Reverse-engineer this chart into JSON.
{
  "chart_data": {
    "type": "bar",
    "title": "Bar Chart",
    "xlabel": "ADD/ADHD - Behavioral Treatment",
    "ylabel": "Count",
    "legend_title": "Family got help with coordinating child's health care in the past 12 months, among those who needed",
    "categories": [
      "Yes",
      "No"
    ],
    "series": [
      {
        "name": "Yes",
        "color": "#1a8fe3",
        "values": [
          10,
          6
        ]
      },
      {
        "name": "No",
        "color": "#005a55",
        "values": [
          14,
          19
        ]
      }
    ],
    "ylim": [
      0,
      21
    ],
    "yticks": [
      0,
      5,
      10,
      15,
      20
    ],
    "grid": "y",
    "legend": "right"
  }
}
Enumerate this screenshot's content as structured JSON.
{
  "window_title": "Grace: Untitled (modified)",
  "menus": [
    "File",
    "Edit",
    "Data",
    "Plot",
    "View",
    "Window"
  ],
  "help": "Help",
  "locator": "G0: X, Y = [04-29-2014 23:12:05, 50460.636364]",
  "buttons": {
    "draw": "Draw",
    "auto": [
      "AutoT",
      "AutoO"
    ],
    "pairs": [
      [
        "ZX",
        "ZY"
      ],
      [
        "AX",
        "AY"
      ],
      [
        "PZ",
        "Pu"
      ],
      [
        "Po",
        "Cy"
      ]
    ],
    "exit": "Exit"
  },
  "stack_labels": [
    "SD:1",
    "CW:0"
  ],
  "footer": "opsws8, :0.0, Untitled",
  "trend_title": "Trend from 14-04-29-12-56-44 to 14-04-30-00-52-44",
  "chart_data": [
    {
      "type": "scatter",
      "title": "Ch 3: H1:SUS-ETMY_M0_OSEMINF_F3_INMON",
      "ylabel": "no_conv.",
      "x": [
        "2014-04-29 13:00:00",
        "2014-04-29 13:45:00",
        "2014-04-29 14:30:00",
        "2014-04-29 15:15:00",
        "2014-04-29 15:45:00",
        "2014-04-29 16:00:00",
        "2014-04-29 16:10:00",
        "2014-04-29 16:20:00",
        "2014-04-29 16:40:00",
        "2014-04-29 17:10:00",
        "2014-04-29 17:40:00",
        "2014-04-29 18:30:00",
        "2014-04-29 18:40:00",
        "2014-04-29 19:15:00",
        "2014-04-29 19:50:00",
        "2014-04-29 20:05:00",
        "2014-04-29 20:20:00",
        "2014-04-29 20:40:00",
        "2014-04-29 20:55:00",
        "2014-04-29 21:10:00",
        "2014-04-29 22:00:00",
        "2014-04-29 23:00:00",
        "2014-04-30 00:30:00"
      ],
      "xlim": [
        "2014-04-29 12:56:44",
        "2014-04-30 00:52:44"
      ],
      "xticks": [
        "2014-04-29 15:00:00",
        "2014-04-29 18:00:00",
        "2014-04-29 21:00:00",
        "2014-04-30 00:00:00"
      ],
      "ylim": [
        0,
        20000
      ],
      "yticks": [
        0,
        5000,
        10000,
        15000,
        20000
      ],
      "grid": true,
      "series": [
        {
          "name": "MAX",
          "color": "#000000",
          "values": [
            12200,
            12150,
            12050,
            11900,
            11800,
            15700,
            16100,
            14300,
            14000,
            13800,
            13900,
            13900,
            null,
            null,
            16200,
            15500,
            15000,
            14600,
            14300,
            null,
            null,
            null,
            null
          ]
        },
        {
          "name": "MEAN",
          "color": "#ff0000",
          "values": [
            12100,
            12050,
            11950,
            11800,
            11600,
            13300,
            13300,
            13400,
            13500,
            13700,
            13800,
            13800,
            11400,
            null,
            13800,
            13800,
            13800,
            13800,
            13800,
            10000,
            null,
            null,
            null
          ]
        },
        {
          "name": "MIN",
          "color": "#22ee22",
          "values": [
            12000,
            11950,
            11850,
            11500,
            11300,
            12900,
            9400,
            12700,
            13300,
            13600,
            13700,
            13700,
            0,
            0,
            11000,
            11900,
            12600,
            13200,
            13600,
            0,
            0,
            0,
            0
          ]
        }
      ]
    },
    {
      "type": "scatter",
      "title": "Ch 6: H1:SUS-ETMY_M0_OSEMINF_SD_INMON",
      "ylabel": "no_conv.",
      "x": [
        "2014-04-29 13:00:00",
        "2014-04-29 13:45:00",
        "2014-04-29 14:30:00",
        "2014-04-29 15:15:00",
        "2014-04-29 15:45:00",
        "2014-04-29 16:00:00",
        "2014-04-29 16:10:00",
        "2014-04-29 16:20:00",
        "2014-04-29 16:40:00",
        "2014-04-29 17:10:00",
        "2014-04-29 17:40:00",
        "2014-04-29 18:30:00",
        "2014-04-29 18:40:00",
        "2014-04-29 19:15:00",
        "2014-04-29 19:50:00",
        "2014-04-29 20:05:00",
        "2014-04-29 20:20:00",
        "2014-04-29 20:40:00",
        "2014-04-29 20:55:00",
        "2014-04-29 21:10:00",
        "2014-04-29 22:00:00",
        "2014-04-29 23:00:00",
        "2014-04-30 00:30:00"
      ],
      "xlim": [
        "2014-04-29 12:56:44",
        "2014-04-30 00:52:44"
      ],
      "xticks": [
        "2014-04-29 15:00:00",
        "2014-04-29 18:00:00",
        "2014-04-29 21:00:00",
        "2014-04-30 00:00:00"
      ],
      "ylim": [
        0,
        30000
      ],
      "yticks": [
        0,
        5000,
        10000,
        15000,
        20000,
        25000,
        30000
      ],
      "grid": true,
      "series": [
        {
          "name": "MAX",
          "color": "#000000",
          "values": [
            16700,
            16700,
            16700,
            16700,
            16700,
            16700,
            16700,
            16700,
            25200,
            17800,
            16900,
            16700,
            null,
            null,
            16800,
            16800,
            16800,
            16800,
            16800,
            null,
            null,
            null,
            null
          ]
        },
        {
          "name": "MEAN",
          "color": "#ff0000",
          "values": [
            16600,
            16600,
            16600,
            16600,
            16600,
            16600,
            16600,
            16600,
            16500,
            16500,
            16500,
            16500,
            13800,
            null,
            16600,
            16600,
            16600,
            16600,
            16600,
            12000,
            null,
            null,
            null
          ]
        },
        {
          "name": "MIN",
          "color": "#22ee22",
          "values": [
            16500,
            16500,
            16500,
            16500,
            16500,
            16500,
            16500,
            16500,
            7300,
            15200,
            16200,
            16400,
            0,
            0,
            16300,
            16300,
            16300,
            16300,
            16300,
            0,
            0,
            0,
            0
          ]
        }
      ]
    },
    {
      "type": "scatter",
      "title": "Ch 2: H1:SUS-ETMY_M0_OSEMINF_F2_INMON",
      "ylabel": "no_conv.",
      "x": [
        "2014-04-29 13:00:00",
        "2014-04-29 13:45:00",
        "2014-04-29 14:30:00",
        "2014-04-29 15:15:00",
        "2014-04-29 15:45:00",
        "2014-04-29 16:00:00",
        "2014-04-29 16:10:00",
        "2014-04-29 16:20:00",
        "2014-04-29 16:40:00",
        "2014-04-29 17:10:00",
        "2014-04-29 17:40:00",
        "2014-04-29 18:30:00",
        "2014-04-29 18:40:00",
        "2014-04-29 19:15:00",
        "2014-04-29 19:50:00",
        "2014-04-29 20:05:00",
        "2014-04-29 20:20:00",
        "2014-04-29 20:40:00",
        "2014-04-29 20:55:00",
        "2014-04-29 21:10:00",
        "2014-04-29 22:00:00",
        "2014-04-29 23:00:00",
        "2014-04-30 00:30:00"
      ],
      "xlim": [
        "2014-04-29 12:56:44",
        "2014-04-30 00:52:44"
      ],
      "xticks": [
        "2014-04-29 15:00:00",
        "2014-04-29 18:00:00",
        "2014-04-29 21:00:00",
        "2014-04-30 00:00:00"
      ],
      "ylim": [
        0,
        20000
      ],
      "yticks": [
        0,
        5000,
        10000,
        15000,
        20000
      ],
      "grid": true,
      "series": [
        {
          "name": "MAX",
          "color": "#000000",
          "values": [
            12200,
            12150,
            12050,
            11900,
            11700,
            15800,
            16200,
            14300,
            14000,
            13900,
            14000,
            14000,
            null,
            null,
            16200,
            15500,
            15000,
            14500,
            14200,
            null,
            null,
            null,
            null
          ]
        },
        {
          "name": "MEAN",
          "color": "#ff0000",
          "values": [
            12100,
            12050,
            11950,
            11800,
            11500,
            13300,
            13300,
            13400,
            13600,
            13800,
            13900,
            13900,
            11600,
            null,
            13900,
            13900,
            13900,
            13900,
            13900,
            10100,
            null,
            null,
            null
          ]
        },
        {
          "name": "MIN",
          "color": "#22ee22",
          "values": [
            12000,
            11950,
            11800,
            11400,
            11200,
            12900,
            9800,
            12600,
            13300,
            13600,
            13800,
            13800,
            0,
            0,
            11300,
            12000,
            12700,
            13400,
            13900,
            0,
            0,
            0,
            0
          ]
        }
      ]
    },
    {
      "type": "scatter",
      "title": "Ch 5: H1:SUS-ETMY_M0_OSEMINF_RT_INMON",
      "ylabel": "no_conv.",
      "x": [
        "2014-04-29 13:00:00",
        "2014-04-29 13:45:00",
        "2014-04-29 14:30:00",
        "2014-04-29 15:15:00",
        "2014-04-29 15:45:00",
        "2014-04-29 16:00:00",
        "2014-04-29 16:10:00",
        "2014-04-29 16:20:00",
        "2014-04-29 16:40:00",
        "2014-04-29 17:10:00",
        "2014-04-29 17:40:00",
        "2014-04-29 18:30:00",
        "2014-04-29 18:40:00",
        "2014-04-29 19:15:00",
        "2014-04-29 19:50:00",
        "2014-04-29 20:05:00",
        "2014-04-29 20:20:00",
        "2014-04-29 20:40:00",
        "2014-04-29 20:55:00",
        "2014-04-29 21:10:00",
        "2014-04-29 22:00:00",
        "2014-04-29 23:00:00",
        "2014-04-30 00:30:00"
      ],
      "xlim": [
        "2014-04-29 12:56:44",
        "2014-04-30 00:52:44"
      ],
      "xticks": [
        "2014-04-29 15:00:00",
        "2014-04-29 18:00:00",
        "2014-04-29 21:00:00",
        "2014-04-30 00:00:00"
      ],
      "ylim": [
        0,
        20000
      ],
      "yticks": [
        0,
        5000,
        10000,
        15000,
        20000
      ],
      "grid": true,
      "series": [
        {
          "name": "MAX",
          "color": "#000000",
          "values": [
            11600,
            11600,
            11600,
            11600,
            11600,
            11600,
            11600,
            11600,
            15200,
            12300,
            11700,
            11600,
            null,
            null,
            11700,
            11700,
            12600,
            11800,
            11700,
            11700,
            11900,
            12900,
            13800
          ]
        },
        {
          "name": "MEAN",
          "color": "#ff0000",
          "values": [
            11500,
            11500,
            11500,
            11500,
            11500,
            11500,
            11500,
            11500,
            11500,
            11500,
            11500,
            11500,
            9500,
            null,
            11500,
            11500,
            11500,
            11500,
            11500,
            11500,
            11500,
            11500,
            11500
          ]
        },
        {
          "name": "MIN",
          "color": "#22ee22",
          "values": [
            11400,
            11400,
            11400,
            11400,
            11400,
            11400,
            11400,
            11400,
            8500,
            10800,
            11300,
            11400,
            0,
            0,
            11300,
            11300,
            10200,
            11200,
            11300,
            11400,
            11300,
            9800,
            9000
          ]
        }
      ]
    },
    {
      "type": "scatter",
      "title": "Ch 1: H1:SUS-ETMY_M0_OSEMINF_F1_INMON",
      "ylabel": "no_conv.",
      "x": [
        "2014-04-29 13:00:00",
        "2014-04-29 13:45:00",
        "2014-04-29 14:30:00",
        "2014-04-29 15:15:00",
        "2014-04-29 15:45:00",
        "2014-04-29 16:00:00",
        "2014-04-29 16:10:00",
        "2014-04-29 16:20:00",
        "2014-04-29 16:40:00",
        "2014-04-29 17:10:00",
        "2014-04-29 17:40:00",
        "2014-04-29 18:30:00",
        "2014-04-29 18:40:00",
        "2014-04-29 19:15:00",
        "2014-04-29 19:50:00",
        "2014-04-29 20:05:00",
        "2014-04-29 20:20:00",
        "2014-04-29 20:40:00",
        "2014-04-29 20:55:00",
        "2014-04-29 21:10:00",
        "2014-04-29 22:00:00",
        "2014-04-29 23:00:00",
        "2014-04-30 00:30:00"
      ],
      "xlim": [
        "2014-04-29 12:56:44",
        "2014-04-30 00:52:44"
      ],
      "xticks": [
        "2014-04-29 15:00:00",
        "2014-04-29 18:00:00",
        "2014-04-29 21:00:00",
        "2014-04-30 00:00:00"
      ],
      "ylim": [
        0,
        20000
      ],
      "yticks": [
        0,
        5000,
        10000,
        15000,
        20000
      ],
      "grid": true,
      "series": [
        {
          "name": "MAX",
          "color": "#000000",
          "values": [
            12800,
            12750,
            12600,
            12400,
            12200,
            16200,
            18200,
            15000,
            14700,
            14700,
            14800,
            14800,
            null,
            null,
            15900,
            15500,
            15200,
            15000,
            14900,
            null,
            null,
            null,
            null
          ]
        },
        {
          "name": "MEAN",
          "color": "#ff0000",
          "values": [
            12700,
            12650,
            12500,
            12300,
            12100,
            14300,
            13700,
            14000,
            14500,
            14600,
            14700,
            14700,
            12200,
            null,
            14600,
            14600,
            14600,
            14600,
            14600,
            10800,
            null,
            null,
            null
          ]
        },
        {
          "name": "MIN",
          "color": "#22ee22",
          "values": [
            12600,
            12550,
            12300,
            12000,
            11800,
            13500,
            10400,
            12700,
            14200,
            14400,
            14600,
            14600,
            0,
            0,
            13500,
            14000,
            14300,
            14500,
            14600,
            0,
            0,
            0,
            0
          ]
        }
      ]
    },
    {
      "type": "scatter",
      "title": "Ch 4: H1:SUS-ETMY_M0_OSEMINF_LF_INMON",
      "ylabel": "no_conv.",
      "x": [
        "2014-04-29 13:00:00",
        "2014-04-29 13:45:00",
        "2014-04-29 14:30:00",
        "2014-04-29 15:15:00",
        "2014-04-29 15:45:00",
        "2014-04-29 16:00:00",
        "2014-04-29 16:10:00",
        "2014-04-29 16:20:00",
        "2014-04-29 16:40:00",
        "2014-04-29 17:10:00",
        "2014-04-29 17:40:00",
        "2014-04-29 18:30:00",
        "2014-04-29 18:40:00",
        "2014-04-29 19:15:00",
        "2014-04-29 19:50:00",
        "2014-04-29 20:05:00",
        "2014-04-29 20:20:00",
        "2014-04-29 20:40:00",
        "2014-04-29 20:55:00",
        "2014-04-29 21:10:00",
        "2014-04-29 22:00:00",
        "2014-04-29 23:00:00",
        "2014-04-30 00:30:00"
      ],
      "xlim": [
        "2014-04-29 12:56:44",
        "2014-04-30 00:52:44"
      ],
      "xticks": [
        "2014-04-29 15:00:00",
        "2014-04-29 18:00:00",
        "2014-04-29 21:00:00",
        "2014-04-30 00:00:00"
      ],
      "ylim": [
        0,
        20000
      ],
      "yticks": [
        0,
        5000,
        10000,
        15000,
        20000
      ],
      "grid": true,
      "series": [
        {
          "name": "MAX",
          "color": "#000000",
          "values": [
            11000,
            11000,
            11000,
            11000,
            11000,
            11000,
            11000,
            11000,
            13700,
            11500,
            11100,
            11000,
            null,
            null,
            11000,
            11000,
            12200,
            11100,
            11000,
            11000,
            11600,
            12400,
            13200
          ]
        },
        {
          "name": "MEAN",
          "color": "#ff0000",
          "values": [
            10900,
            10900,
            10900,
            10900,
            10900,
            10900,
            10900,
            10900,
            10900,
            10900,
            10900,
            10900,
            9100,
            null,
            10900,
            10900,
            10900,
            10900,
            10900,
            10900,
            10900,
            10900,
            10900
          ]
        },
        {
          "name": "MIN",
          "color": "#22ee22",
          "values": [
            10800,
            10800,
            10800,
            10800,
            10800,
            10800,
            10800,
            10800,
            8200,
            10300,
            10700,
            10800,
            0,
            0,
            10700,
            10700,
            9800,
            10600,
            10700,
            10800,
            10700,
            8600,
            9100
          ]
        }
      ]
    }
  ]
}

================================

§ Exercise requirements: Using the entries above, return each line that includes the word "this".

§ Complete answer:
Reverse-engineer this chart into JSON.
Enumerate this screenshot's content as structured JSON.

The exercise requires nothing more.